[What you should do]
Identify the lines containing the word "деятельности". Copy each one.
......
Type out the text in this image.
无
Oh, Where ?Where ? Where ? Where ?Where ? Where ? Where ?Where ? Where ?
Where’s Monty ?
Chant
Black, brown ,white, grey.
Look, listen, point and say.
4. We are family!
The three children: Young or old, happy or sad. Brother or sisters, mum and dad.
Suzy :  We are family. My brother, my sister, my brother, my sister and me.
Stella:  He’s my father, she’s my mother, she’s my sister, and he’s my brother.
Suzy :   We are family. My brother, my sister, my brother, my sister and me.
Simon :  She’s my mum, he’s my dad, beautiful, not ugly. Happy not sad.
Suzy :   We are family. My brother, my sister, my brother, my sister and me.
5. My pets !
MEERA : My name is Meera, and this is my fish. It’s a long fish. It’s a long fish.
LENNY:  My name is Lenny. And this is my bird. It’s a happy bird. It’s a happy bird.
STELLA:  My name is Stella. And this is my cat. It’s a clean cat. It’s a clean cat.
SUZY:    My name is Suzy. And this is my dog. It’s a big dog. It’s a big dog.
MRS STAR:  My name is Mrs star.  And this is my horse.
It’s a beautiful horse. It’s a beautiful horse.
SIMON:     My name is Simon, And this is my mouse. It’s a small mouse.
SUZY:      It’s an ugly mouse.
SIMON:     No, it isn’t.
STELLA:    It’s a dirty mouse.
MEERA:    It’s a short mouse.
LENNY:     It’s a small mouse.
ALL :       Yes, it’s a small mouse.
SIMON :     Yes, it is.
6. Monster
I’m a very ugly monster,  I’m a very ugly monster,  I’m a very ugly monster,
......
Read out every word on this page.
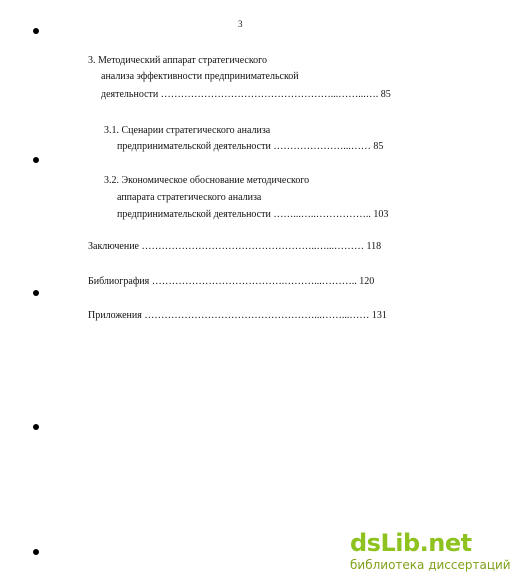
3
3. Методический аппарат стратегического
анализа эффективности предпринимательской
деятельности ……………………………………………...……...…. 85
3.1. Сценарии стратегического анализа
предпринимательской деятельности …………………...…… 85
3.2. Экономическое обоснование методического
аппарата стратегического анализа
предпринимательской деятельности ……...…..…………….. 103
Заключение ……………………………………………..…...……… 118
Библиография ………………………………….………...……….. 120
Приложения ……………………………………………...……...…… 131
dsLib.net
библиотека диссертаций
......
[Result of this task]
деятельности ……………………………………………...……...…. 85
предпринимательской деятельности …………………...…… 85
предпринимательской деятельности ……...…..…………….. 103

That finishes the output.